> _WHAT IS ASKED_: The listing below must be repeated word for word, with its images excluded.

· · · · ·

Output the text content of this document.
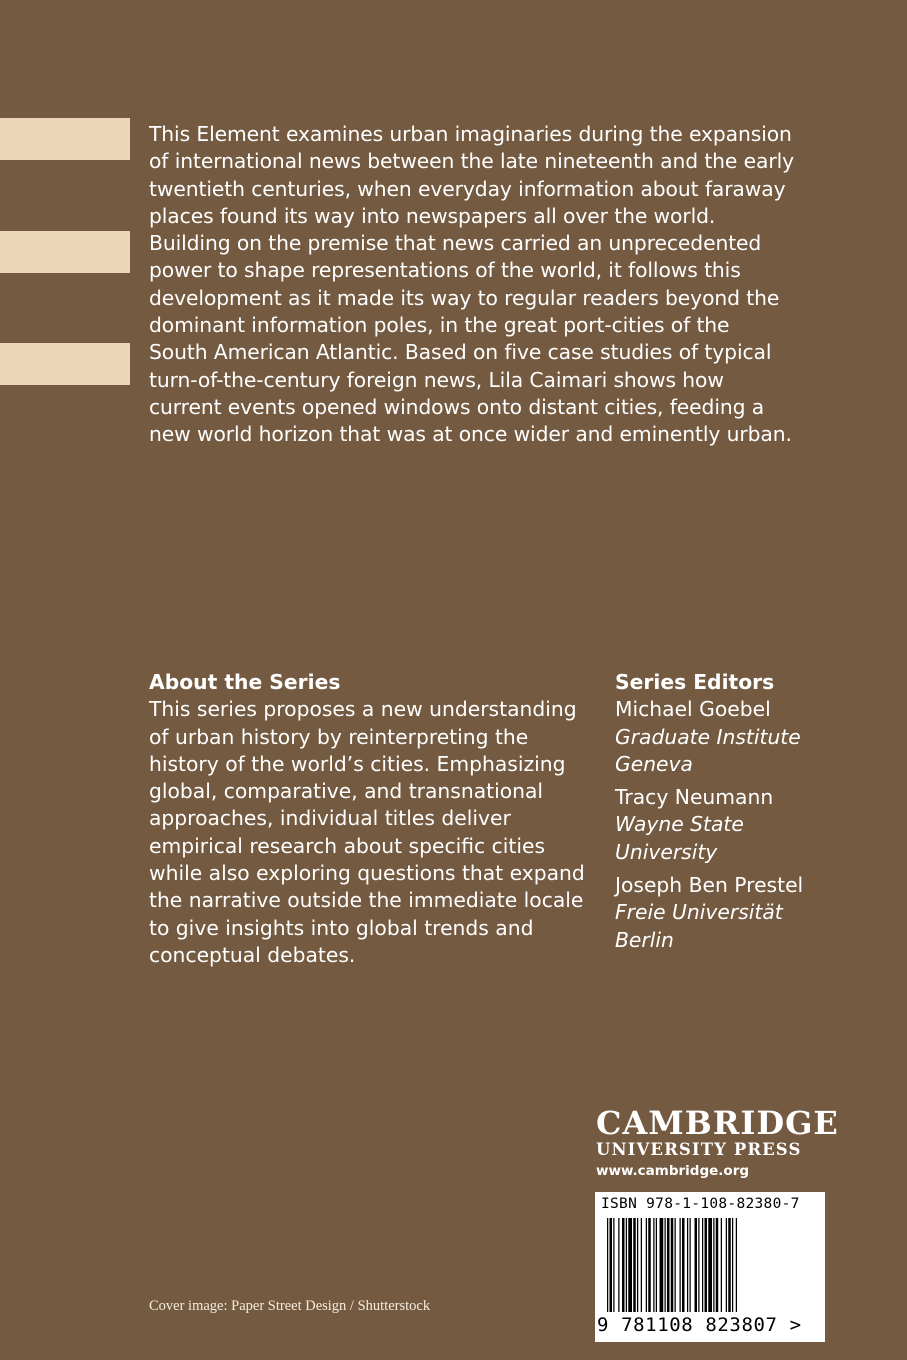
This Element examines urban imaginaries during the expansion
of international news between the late nineteenth and the early
twentieth centuries, when everyday information about faraway
places found its way into newspapers all over the world.
Building on the premise that news carried an unprecedented
power to shape representations of the world, it follows this
development as it made its way to regular readers beyond the
dominant information poles, in the great port-cities of the
South American Atlantic. Based on five case studies of typical
turn-of-the-century foreign news, Lila Caimari shows how
current events opened windows onto distant cities, feeding a
new world horizon that was at once wider and eminently urban.
About the Series
This series proposes a new understanding
of urban history by reinterpreting the
history of the world’s cities. Emphasizing
global, comparative, and transnational
approaches, individual titles deliver
empirical research about specific cities
while also exploring questions that expand
the narrative outside the immediate locale
to give insights into global trends and
conceptual debates.
Series Editors
Michael Goebel
Graduate Institute
Geneva
Tracy Neumann
Wayne State
University
Joseph Ben Prestel
Freie Universität
Berlin
CAMBRIDGE
UNIVERSITY PRESS
www.cambridge.org
ISBN 978-1-108-82380-7
9 781108 823807 >
Cover image: Paper Street Design / Shutterstock
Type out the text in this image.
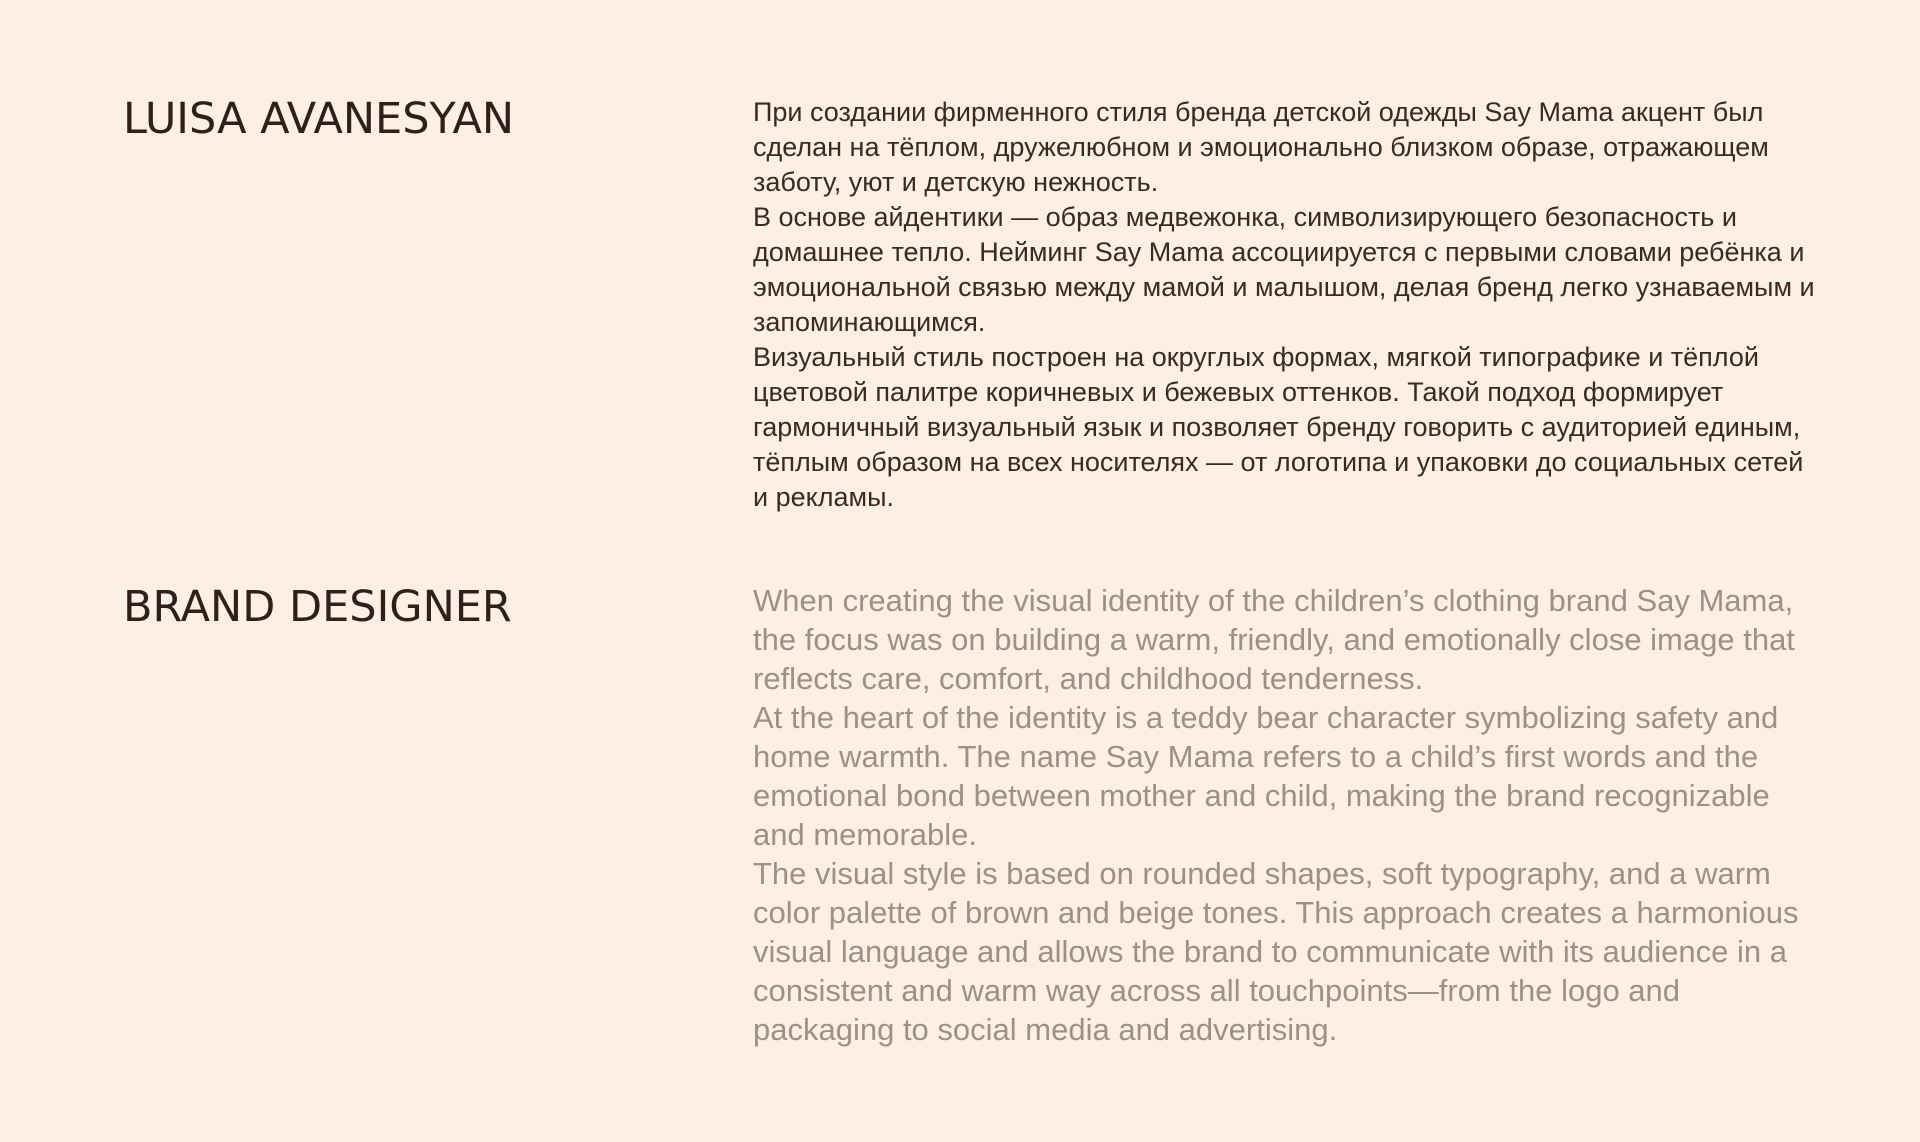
LUISA AVANESYAN	При создании фирменного стиля бренда детской одежды Say Mama акцент был сделан на тёплом, дружелюбном и эмоционально близком образе, отражающем заботу, уют и детскую нежность.

В основе айдентики — образ медвежонка, символизирующего безопасность и домашнее тепло. Нейминг Say Mama ассоциируется с первыми словами ребёнка и эмоциональной связью между мамой и малышом, делая бренд легко узнаваемым и запоминающимся.

Визуальный стиль построен на округлых формах, мягкой типографике и тёплой цветовой палитре коричневых и бежевых оттенков. Такой подход формирует гармоничный визуальный язык и позволяет бренду говорить с аудиторией единым, тёплым образом на всех носителях — от логотипа и упаковки до социальных сетей и рекламы.

BRAND DESIGNER	When creating the visual identity of the children’s clothing brand Say Mama, the focus was on building a warm, friendly, and emotionally close image that reflects care, comfort, and childhood tenderness.

At the heart of the identity is a teddy bear character symbolizing safety and home warmth. The name Say Mama refers to a child’s first words and the emotional bond between mother and child, making the brand recognizable and memorable.

The visual style is based on rounded shapes, soft typography, and a warm color palette of brown and beige tones. This approach creates a harmonious visual language and allows the brand to communicate with its audience in a consistent and warm way across all touchpoints—from the logo and packaging to social media and advertising.
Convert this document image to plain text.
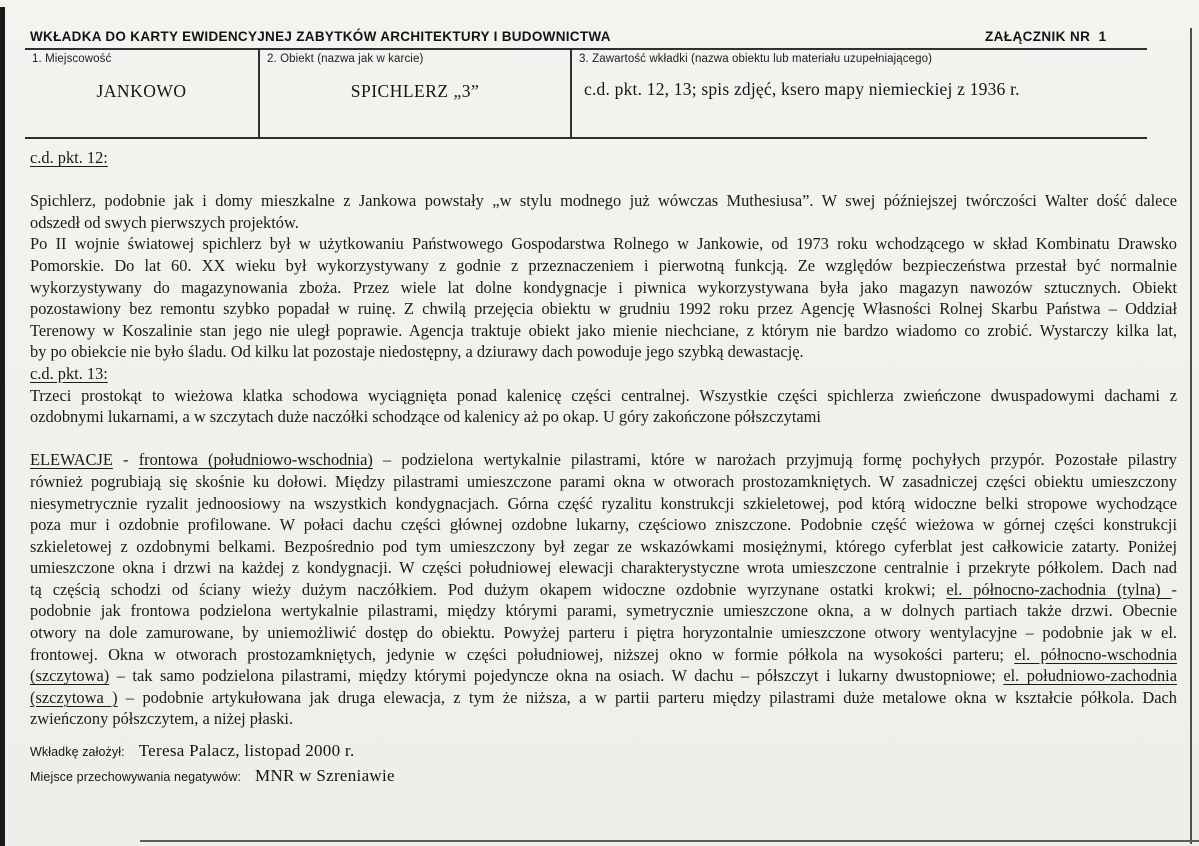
WKŁADKA DO KARTY EWIDENCYJNEJ ZABYTKÓW ARCHITEKTURY I BUDOWNICTWA	ZAŁĄCZNIK NR  1
1. Miejscowość
JANKOWO
2. Obiekt (nazwa jak w karcie)
SPICHLERZ „3”
3. Zawartość wkładki (nazwa obiektu lub materiału uzupełniającego)
c.d. pkt. 12, 13; spis zdjęć, ksero mapy niemieckiej z 1936 r.
c.d. pkt. 12:

Spichlerz, podobnie jak i domy mieszkalne z Jankowa powstały „w stylu modnego już wówczas Muthesiusa”. W swej późniejszej twórczości Walter dość dalece
odszedł od swych pierwszych projektów.
Po II wojnie światowej spichlerz był w użytkowaniu Państwowego Gospodarstwa Rolnego w Jankowie, od 1973 roku wchodzącego w skład Kombinatu Drawsko
Pomorskie. Do lat 60. XX wieku był wykorzystywany z godnie z przeznaczeniem i pierwotną funkcją. Ze względów bezpieczeństwa przestał być normalnie
wykorzystywany do magazynowania zboża. Przez wiele lat dolne kondygnacje i piwnica wykorzystywana była jako magazyn nawozów sztucznych. Obiekt
pozostawiony bez remontu szybko popadał w ruinę. Z chwilą przejęcia obiektu w grudniu 1992 roku przez Agencję Własności Rolnej Skarbu Państwa – Oddział
Terenowy w Koszalinie stan jego nie uległ poprawie. Agencja traktuje obiekt jako mienie niechciane, z którym nie bardzo wiadomo co zrobić. Wystarczy kilka lat,
by po obiekcie nie było śladu. Od kilku lat pozostaje niedostępny, a dziurawy dach powoduje jego szybką dewastację.
c.d. pkt. 13:
Trzeci prostokąt to wieżowa klatka schodowa wyciągnięta ponad kalenicę części centralnej. Wszystkie części spichlerza zwieńczone dwuspadowymi dachami z
ozdobnymi lukarnami, a w szczytach duże naczółki schodzące od kalenicy aż po okap. U góry zakończone półszczytami

ELEWACJE - frontowa (południowo-wschodnia) – podzielona wertykalnie pilastrami, które w narożach przyjmują formę pochyłych przypór. Pozostałe pilastry
również pogrubiają się skośnie ku dołowi. Między pilastrami umieszczone parami okna w otworach prostozamkniętych. W zasadniczej części obiektu umieszczony
niesymetrycznie ryzalit jednoosiowy na wszystkich kondygnacjach. Górna część ryzalitu konstrukcji szkieletowej, pod którą widoczne belki stropowe wychodzące
poza mur i ozdobnie profilowane. W połaci dachu części głównej ozdobne lukarny, częściowo zniszczone. Podobnie część wieżowa w górnej części konstrukcji
szkieletowej z ozdobnymi belkami. Bezpośrednio pod tym umieszczony był zegar ze wskazówkami mosiężnymi, którego cyferblat jest całkowicie zatarty. Poniżej
umieszczone okna i drzwi na każdej z kondygnacji. W części południowej elewacji charakterystyczne wrota umieszczone centralnie i przekryte półkolem. Dach nad
tą częścią schodzi od ściany wieży dużym naczółkiem. Pod dużym okapem widoczne ozdobnie wyrzynane ostatki krokwi; el. północno-zachodnia (tylna) -
podobnie jak frontowa podzielona wertykalnie pilastrami, między którymi parami, symetrycznie umieszczone okna, a w dolnych partiach także drzwi. Obecnie
otwory na dole zamurowane, by uniemożliwić dostęp do obiektu. Powyżej parteru i piętra horyzontalnie umieszczone otwory wentylacyjne – podobnie jak w el.
frontowej. Okna w otworach prostozamkniętych, jedynie w części południowej, niższej okno w formie półkola na wysokości parteru; el. północno-wschodnia
(szczytowa) – tak samo podzielona pilastrami, między którymi pojedyncze okna na osiach. W dachu – półszczyt i lukarny dwustopniowe; el. południowo-zachodnia
(szczytowa ) – podobnie artykułowana jak druga elewacja, z tym że niższa, a w partii parteru między pilastrami duże metalowe okna w kształcie półkola. Dach
zwieńczony półszczytem, a niżej płaski.
Wkładkę założył: Teresa Palacz, listopad 2000 r.
Miejsce przechowywania negatywów: MNR w Szreniawie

· · · · ·

> _PROBLEM SOLUTION_:
Output the text content of this document.
This Element examines urban imaginaries during the expansion
of international news between the late nineteenth and the early
twentieth centuries, when everyday information about faraway
places found its way into newspapers all over the world.
Building on the premise that news carried an unprecedented
power to shape representations of the world, it follows this
development as it made its way to regular readers beyond the
dominant information poles, in the great port-cities of the
South American Atlantic. Based on five case studies of typical
turn-of-the-century foreign news, Lila Caimari shows how
current events opened windows onto distant cities, feeding a
new world horizon that was at once wider and eminently urban.
About the Series
This series proposes a new understanding
of urban history by reinterpreting the
history of the world’s cities. Emphasizing
global, comparative, and transnational
approaches, individual titles deliver
empirical research about specific cities
while also exploring questions that expand
the narrative outside the immediate locale
to give insights into global trends and
conceptual debates.
Series Editors
Michael Goebel
Graduate Institute
Geneva
Tracy Neumann
Wayne State
University
Joseph Ben Prestel
Freie Universität
Berlin
CAMBRIDGE
UNIVERSITY PRESS
www.cambridge.org
ISBN 978-1-108-82380-7
9 781108 823807 >
Cover image: Paper Street Design / Shutterstock
Type out the text in this image.
LUISA AVANESYAN	При создании фирменного стиля бренда детской одежды Say Mama акцент был сделан на тёплом, дружелюбном и эмоционально близком образе, отражающем заботу, уют и детскую нежность.

В основе айдентики — образ медвежонка, символизирующего безопасность и домашнее тепло. Нейминг Say Mama ассоциируется с первыми словами ребёнка и эмоциональной связью между мамой и малышом, делая бренд легко узнаваемым и запоминающимся.

Визуальный стиль построен на округлых формах, мягкой типографике и тёплой цветовой палитре коричневых и бежевых оттенков. Такой подход формирует гармоничный визуальный язык и позволяет бренду говорить с аудиторией единым, тёплым образом на всех носителях — от логотипа и упаковки до социальных сетей и рекламы.

BRAND DESIGNER	When creating the visual identity of the children’s clothing brand Say Mama, the focus was on building a warm, friendly, and emotionally close image that reflects care, comfort, and childhood tenderness.

At the heart of the identity is a teddy bear character symbolizing safety and home warmth. The name Say Mama refers to a child’s first words and the emotional bond between mother and child, making the brand recognizable and memorable.

The visual style is based on rounded shapes, soft typography, and a warm color palette of brown and beige tones. This approach creates a harmonious visual language and allows the brand to communicate with its audience in a consistent and warm way across all touchpoints—from the logo and packaging to social media and advertising.
Convert this document image to plain text.
WKŁADKA DO KARTY EWIDENCYJNEJ ZABYTKÓW ARCHITEKTURY I BUDOWNICTWA	ZAŁĄCZNIK NR  1
1. Miejscowość
JANKOWO
2. Obiekt (nazwa jak w karcie)
SPICHLERZ „3”
3. Zawartość wkładki (nazwa obiektu lub materiału uzupełniającego)
c.d. pkt. 12, 13; spis zdjęć, ksero mapy niemieckiej z 1936 r.
c.d. pkt. 12:

Spichlerz, podobnie jak i domy mieszkalne z Jankowa powstały „w stylu modnego już wówczas Muthesiusa”. W swej późniejszej twórczości Walter dość dalece
odszedł od swych pierwszych projektów.
Po II wojnie światowej spichlerz był w użytkowaniu Państwowego Gospodarstwa Rolnego w Jankowie, od 1973 roku wchodzącego w skład Kombinatu Drawsko
Pomorskie. Do lat 60. XX wieku był wykorzystywany z godnie z przeznaczeniem i pierwotną funkcją. Ze względów bezpieczeństwa przestał być normalnie
wykorzystywany do magazynowania zboża. Przez wiele lat dolne kondygnacje i piwnica wykorzystywana była jako magazyn nawozów sztucznych. Obiekt
pozostawiony bez remontu szybko popadał w ruinę. Z chwilą przejęcia obiektu w grudniu 1992 roku przez Agencję Własności Rolnej Skarbu Państwa – Oddział
Terenowy w Koszalinie stan jego nie uległ poprawie. Agencja traktuje obiekt jako mienie niechciane, z którym nie bardzo wiadomo co zrobić. Wystarczy kilka lat,
by po obiekcie nie było śladu. Od kilku lat pozostaje niedostępny, a dziurawy dach powoduje jego szybką dewastację.
c.d. pkt. 13:
Trzeci prostokąt to wieżowa klatka schodowa wyciągnięta ponad kalenicę części centralnej. Wszystkie części spichlerza zwieńczone dwuspadowymi dachami z
ozdobnymi lukarnami, a w szczytach duże naczółki schodzące od kalenicy aż po okap. U góry zakończone półszczytami

ELEWACJE - frontowa (południowo-wschodnia) – podzielona wertykalnie pilastrami, które w narożach przyjmują formę pochyłych przypór. Pozostałe pilastry
również pogrubiają się skośnie ku dołowi. Między pilastrami umieszczone parami okna w otworach prostozamkniętych. W zasadniczej części obiektu umieszczony
niesymetrycznie ryzalit jednoosiowy na wszystkich kondygnacjach. Górna część ryzalitu konstrukcji szkieletowej, pod którą widoczne belki stropowe wychodzące
poza mur i ozdobnie profilowane. W połaci dachu części głównej ozdobne lukarny, częściowo zniszczone. Podobnie część wieżowa w górnej części konstrukcji
szkieletowej z ozdobnymi belkami. Bezpośrednio pod tym umieszczony był zegar ze wskazówkami mosiężnymi, którego cyferblat jest całkowicie zatarty. Poniżej
umieszczone okna i drzwi na każdej z kondygnacji. W części południowej elewacji charakterystyczne wrota umieszczone centralnie i przekryte półkolem. Dach nad
tą częścią schodzi od ściany wieży dużym naczółkiem. Pod dużym okapem widoczne ozdobnie wyrzynane ostatki krokwi; el. północno-zachodnia (tylna) -
podobnie jak frontowa podzielona wertykalnie pilastrami, między którymi parami, symetrycznie umieszczone okna, a w dolnych partiach także drzwi. Obecnie
otwory na dole zamurowane, by uniemożliwić dostęp do obiektu. Powyżej parteru i piętra horyzontalnie umieszczone otwory wentylacyjne – podobnie jak w el.
frontowej. Okna w otworach prostozamkniętych, jedynie w części południowej, niższej okno w formie półkola na wysokości parteru; el. północno-wschodnia
(szczytowa) – tak samo podzielona pilastrami, między którymi pojedyncze okna na osiach. W dachu – półszczyt i lukarny dwustopniowe; el. południowo-zachodnia
(szczytowa ) – podobnie artykułowana jak druga elewacja, z tym że niższa, a w partii parteru między pilastrami duże metalowe okna w kształcie półkola. Dach
zwieńczony półszczytem, a niżej płaski.
Wkładkę założył: Teresa Palacz, listopad 2000 r.
Miejsce przechowywania negatywów: MNR w Szreniawie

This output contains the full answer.